__Your goal__:
Extract each record and reproduce it exactly.

Part of a data file
○ ○ ○ ○ ○

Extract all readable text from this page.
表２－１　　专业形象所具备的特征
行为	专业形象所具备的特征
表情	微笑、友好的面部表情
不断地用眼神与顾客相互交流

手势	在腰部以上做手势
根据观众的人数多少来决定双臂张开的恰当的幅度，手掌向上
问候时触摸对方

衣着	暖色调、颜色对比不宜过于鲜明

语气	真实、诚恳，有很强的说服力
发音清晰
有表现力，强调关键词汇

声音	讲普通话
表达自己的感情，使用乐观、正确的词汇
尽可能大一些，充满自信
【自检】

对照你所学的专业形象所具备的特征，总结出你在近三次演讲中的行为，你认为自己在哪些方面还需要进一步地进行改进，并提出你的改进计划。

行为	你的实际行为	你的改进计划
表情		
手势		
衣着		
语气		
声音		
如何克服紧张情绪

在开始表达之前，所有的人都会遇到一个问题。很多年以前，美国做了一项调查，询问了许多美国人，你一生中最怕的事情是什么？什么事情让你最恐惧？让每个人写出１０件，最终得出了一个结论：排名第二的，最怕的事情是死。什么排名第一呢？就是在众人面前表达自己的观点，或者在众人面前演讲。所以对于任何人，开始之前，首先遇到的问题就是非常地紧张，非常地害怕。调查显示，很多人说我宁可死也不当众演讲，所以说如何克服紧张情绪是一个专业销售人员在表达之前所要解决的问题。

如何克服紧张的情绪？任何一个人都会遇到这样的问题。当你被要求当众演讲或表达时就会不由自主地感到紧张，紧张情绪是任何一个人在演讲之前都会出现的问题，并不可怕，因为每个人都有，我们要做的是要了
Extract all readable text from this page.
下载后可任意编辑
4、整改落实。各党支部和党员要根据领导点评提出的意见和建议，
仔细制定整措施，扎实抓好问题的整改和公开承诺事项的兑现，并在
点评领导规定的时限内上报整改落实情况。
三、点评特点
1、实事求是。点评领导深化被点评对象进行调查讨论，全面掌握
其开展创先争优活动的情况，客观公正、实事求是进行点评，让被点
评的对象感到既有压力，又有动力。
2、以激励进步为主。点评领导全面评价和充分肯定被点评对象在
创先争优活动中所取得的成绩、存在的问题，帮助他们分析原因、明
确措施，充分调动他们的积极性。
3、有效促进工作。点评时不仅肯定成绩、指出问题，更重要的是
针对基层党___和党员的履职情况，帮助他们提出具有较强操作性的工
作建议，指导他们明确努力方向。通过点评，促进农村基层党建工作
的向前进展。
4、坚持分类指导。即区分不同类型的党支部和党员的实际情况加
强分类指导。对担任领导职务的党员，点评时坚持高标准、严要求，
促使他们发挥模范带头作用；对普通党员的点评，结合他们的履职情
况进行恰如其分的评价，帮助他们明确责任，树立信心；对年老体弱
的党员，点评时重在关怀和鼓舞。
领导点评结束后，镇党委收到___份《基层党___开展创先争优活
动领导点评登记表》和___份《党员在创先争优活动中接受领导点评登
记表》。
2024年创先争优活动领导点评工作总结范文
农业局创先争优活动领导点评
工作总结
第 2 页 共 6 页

○ ○ ○ ○ ○

__Exercise result__:
Extract all readable text from this page.
表２－１　　专业形象所具备的特征
行为	专业形象所具备的特征
表情	微笑、友好的面部表情
不断地用眼神与顾客相互交流

手势	在腰部以上做手势
根据观众的人数多少来决定双臂张开的恰当的幅度，手掌向上
问候时触摸对方

衣着	暖色调、颜色对比不宜过于鲜明

语气	真实、诚恳，有很强的说服力
发音清晰
有表现力，强调关键词汇

声音	讲普通话
表达自己的感情，使用乐观、正确的词汇
尽可能大一些，充满自信
【自检】

对照你所学的专业形象所具备的特征，总结出你在近三次演讲中的行为，你认为自己在哪些方面还需要进一步地进行改进，并提出你的改进计划。

行为	你的实际行为	你的改进计划
表情		
手势		
衣着		
语气		
声音		
如何克服紧张情绪

在开始表达之前，所有的人都会遇到一个问题。很多年以前，美国做了一项调查，询问了许多美国人，你一生中最怕的事情是什么？什么事情让你最恐惧？让每个人写出１０件，最终得出了一个结论：排名第二的，最怕的事情是死。什么排名第一呢？就是在众人面前表达自己的观点，或者在众人面前演讲。所以对于任何人，开始之前，首先遇到的问题就是非常地紧张，非常地害怕。调查显示，很多人说我宁可死也不当众演讲，所以说如何克服紧张情绪是一个专业销售人员在表达之前所要解决的问题。

如何克服紧张的情绪？任何一个人都会遇到这样的问题。当你被要求当众演讲或表达时就会不由自主地感到紧张，紧张情绪是任何一个人在演讲之前都会出现的问题，并不可怕，因为每个人都有，我们要做的是要了
Extract all readable text from this page.
下载后可任意编辑
4、整改落实。各党支部和党员要根据领导点评提出的意见和建议，
仔细制定整措施，扎实抓好问题的整改和公开承诺事项的兑现，并在
点评领导规定的时限内上报整改落实情况。
三、点评特点
1、实事求是。点评领导深化被点评对象进行调查讨论，全面掌握
其开展创先争优活动的情况，客观公正、实事求是进行点评，让被点
评的对象感到既有压力，又有动力。
2、以激励进步为主。点评领导全面评价和充分肯定被点评对象在
创先争优活动中所取得的成绩、存在的问题，帮助他们分析原因、明
确措施，充分调动他们的积极性。
3、有效促进工作。点评时不仅肯定成绩、指出问题，更重要的是
针对基层党___和党员的履职情况，帮助他们提出具有较强操作性的工
作建议，指导他们明确努力方向。通过点评，促进农村基层党建工作
的向前进展。
4、坚持分类指导。即区分不同类型的党支部和党员的实际情况加
强分类指导。对担任领导职务的党员，点评时坚持高标准、严要求，
促使他们发挥模范带头作用；对普通党员的点评，结合他们的履职情
况进行恰如其分的评价，帮助他们明确责任，树立信心；对年老体弱
的党员，点评时重在关怀和鼓舞。
领导点评结束后，镇党委收到___份《基层党___开展创先争优活
动领导点评登记表》和___份《党员在创先争优活动中接受领导点评登
记表》。
2024年创先争优活动领导点评工作总结范文
农业局创先争优活动领导点评
工作总结
第 2 页 共 6 页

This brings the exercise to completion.